Task to complete —
Leave out the pictures and repeat the rest of the material exactly.

-- Start Given entries --

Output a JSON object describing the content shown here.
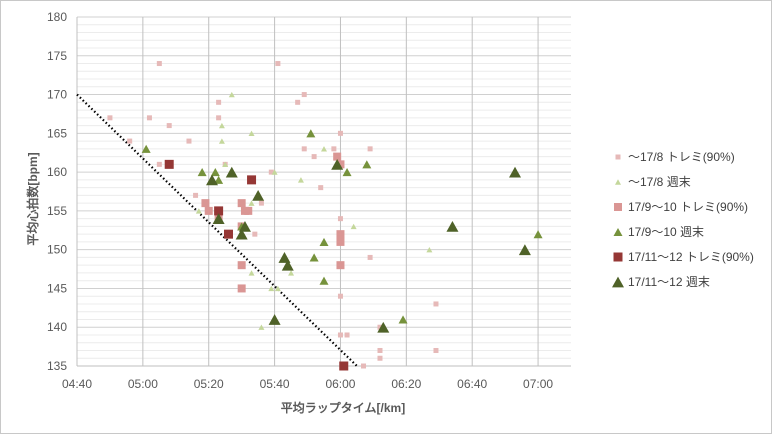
{
  "chart_data": {
    "type": "scatter",
    "title": "",
    "xlabel": "平均ラップタイム[/km]",
    "ylabel": "平均心拍数[bpm]",
    "xlim": [
      280,
      430
    ],
    "ylim": [
      135,
      180
    ],
    "x_ticks": [
      280,
      300,
      320,
      340,
      360,
      380,
      400,
      420
    ],
    "x_tick_labels": [
      "04:40",
      "05:00",
      "05:20",
      "05:40",
      "06:00",
      "06:20",
      "06:40",
      "07:00"
    ],
    "y_ticks": [
      135,
      140,
      145,
      150,
      155,
      160,
      165,
      170,
      175,
      180
    ],
    "y_tick_labels": [
      "135",
      "140",
      "145",
      "150",
      "155",
      "160",
      "165",
      "170",
      "175",
      "180"
    ],
    "x_unit": "seconds per km",
    "grid": {
      "major_x": true,
      "major_y": true,
      "minor_y": true
    },
    "legend_position": "right",
    "trendline": {
      "style": "dotted",
      "color": "#000000",
      "points": [
        [
          280,
          170
        ],
        [
          365,
          135
        ]
      ]
    },
    "series": [
      {
        "name": "〜17/8 トレミ(90%)",
        "marker": "square",
        "size": "small",
        "color": "#e6b9b8",
        "points": [
          [
            290,
            167
          ],
          [
            296,
            164
          ],
          [
            302,
            167
          ],
          [
            305,
            174
          ],
          [
            305,
            161
          ],
          [
            308,
            166
          ],
          [
            314,
            164
          ],
          [
            316,
            157
          ],
          [
            323,
            169
          ],
          [
            323,
            167
          ],
          [
            325,
            161
          ],
          [
            339,
            160
          ],
          [
            341,
            174
          ],
          [
            347,
            169
          ],
          [
            349,
            170
          ],
          [
            349,
            163
          ],
          [
            352,
            162
          ],
          [
            354,
            158
          ],
          [
            358,
            163
          ],
          [
            359,
            162
          ],
          [
            360,
            165
          ],
          [
            360,
            154
          ],
          [
            360,
            152
          ],
          [
            360,
            144
          ],
          [
            360,
            139
          ],
          [
            362,
            139
          ],
          [
            367,
            135
          ],
          [
            369,
            149
          ],
          [
            369,
            163
          ],
          [
            372,
            140
          ],
          [
            372,
            137
          ],
          [
            372,
            136
          ],
          [
            389,
            143
          ],
          [
            389,
            137
          ],
          [
            336,
            156
          ],
          [
            334,
            152
          ]
        ]
      },
      {
        "name": "〜17/8 週末",
        "marker": "triangle",
        "size": "small",
        "color": "#c4d79b",
        "points": [
          [
            324,
            166
          ],
          [
            324,
            164
          ],
          [
            327,
            170
          ],
          [
            333,
            165
          ],
          [
            336,
            140
          ],
          [
            339,
            145
          ],
          [
            340,
            160
          ],
          [
            345,
            147
          ],
          [
            348,
            159
          ],
          [
            355,
            163
          ],
          [
            325,
            161
          ],
          [
            364,
            153
          ],
          [
            387,
            150
          ],
          [
            317,
            155
          ],
          [
            333,
            147
          ],
          [
            333,
            156
          ],
          [
            341,
            145
          ]
        ]
      },
      {
        "name": "17/9〜10 トレミ(90%)",
        "marker": "square",
        "size": "medium",
        "color": "#da9694",
        "points": [
          [
            319,
            156
          ],
          [
            320,
            155
          ],
          [
            330,
            156
          ],
          [
            331,
            155
          ],
          [
            332,
            155
          ],
          [
            330,
            148
          ],
          [
            330,
            145
          ],
          [
            360,
            161
          ],
          [
            360,
            152
          ],
          [
            360,
            151
          ],
          [
            360,
            148
          ],
          [
            359,
            162
          ],
          [
            330,
            153
          ],
          [
            323,
            154
          ]
        ]
      },
      {
        "name": "17/9〜10 週末",
        "marker": "triangle",
        "size": "medium",
        "color": "#76923c",
        "points": [
          [
            301,
            163
          ],
          [
            318,
            160
          ],
          [
            323,
            159
          ],
          [
            327,
            160
          ],
          [
            330,
            153
          ],
          [
            351,
            165
          ],
          [
            352,
            149
          ],
          [
            355,
            151
          ],
          [
            355,
            146
          ],
          [
            362,
            160
          ],
          [
            368,
            161
          ],
          [
            379,
            141
          ],
          [
            420,
            152
          ],
          [
            322,
            160
          ]
        ]
      },
      {
        "name": "17/11〜12 トレミ(90%)",
        "marker": "square",
        "size": "large",
        "color": "#953735",
        "points": [
          [
            308,
            161
          ],
          [
            323,
            155
          ],
          [
            326,
            152
          ],
          [
            333,
            159
          ],
          [
            361,
            135
          ]
        ]
      },
      {
        "name": "17/11〜12 週末",
        "marker": "triangle",
        "size": "large",
        "color": "#4f6228",
        "points": [
          [
            321,
            159
          ],
          [
            323,
            154
          ],
          [
            327,
            160
          ],
          [
            330,
            152
          ],
          [
            331,
            153
          ],
          [
            335,
            157
          ],
          [
            343,
            149
          ],
          [
            344,
            148
          ],
          [
            359,
            161
          ],
          [
            373,
            140
          ],
          [
            394,
            153
          ],
          [
            413,
            160
          ],
          [
            416,
            150
          ],
          [
            340,
            141
          ]
        ]
      }
    ]
  }
}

-- End Given entries --

The response —
Output a JSON object describing the content shown here.
{
  "chart_data": {
    "type": "scatter",
    "title": "",
    "xlabel": "平均ラップタイム[/km]",
    "ylabel": "平均心拍数[bpm]",
    "xlim": [
      280,
      430
    ],
    "ylim": [
      135,
      180
    ],
    "x_ticks": [
      280,
      300,
      320,
      340,
      360,
      380,
      400,
      420
    ],
    "x_tick_labels": [
      "04:40",
      "05:00",
      "05:20",
      "05:40",
      "06:00",
      "06:20",
      "06:40",
      "07:00"
    ],
    "y_ticks": [
      135,
      140,
      145,
      150,
      155,
      160,
      165,
      170,
      175,
      180
    ],
    "y_tick_labels": [
      "135",
      "140",
      "145",
      "150",
      "155",
      "160",
      "165",
      "170",
      "175",
      "180"
    ],
    "x_unit": "seconds per km",
    "grid": {
      "major_x": true,
      "major_y": true,
      "minor_y": true
    },
    "legend_position": "right",
    "trendline": {
      "style": "dotted",
      "color": "#000000",
      "points": [
        [
          280,
          170
        ],
        [
          365,
          135
        ]
      ]
    },
    "series": [
      {
        "name": "〜17/8 トレミ(90%)",
        "marker": "square",
        "size": "small",
        "color": "#e6b9b8",
        "points": [
          [
            290,
            167
          ],
          [
            296,
            164
          ],
          [
            302,
            167
          ],
          [
            305,
            174
          ],
          [
            305,
            161
          ],
          [
            308,
            166
          ],
          [
            314,
            164
          ],
          [
            316,
            157
          ],
          [
            323,
            169
          ],
          [
            323,
            167
          ],
          [
            325,
            161
          ],
          [
            339,
            160
          ],
          [
            341,
            174
          ],
          [
            347,
            169
          ],
          [
            349,
            170
          ],
          [
            349,
            163
          ],
          [
            352,
            162
          ],
          [
            354,
            158
          ],
          [
            358,
            163
          ],
          [
            359,
            162
          ],
          [
            360,
            165
          ],
          [
            360,
            154
          ],
          [
            360,
            152
          ],
          [
            360,
            144
          ],
          [
            360,
            139
          ],
          [
            362,
            139
          ],
          [
            367,
            135
          ],
          [
            369,
            149
          ],
          [
            369,
            163
          ],
          [
            372,
            140
          ],
          [
            372,
            137
          ],
          [
            372,
            136
          ],
          [
            389,
            143
          ],
          [
            389,
            137
          ],
          [
            336,
            156
          ],
          [
            334,
            152
          ]
        ]
      },
      {
        "name": "〜17/8 週末",
        "marker": "triangle",
        "size": "small",
        "color": "#c4d79b",
        "points": [
          [
            324,
            166
          ],
          [
            324,
            164
          ],
          [
            327,
            170
          ],
          [
            333,
            165
          ],
          [
            336,
            140
          ],
          [
            339,
            145
          ],
          [
            340,
            160
          ],
          [
            345,
            147
          ],
          [
            348,
            159
          ],
          [
            355,
            163
          ],
          [
            325,
            161
          ],
          [
            364,
            153
          ],
          [
            387,
            150
          ],
          [
            317,
            155
          ],
          [
            333,
            147
          ],
          [
            333,
            156
          ],
          [
            341,
            145
          ]
        ]
      },
      {
        "name": "17/9〜10 トレミ(90%)",
        "marker": "square",
        "size": "medium",
        "color": "#da9694",
        "points": [
          [
            319,
            156
          ],
          [
            320,
            155
          ],
          [
            330,
            156
          ],
          [
            331,
            155
          ],
          [
            332,
            155
          ],
          [
            330,
            148
          ],
          [
            330,
            145
          ],
          [
            360,
            161
          ],
          [
            360,
            152
          ],
          [
            360,
            151
          ],
          [
            360,
            148
          ],
          [
            359,
            162
          ],
          [
            330,
            153
          ],
          [
            323,
            154
          ]
        ]
      },
      {
        "name": "17/9〜10 週末",
        "marker": "triangle",
        "size": "medium",
        "color": "#76923c",
        "points": [
          [
            301,
            163
          ],
          [
            318,
            160
          ],
          [
            323,
            159
          ],
          [
            327,
            160
          ],
          [
            330,
            153
          ],
          [
            351,
            165
          ],
          [
            352,
            149
          ],
          [
            355,
            151
          ],
          [
            355,
            146
          ],
          [
            362,
            160
          ],
          [
            368,
            161
          ],
          [
            379,
            141
          ],
          [
            420,
            152
          ],
          [
            322,
            160
          ]
        ]
      },
      {
        "name": "17/11〜12 トレミ(90%)",
        "marker": "square",
        "size": "large",
        "color": "#953735",
        "points": [
          [
            308,
            161
          ],
          [
            323,
            155
          ],
          [
            326,
            152
          ],
          [
            333,
            159
          ],
          [
            361,
            135
          ]
        ]
      },
      {
        "name": "17/11〜12 週末",
        "marker": "triangle",
        "size": "large",
        "color": "#4f6228",
        "points": [
          [
            321,
            159
          ],
          [
            323,
            154
          ],
          [
            327,
            160
          ],
          [
            330,
            152
          ],
          [
            331,
            153
          ],
          [
            335,
            157
          ],
          [
            343,
            149
          ],
          [
            344,
            148
          ],
          [
            359,
            161
          ],
          [
            373,
            140
          ],
          [
            394,
            153
          ],
          [
            413,
            160
          ],
          [
            416,
            150
          ],
          [
            340,
            141
          ]
        ]
      }
    ]
  }
}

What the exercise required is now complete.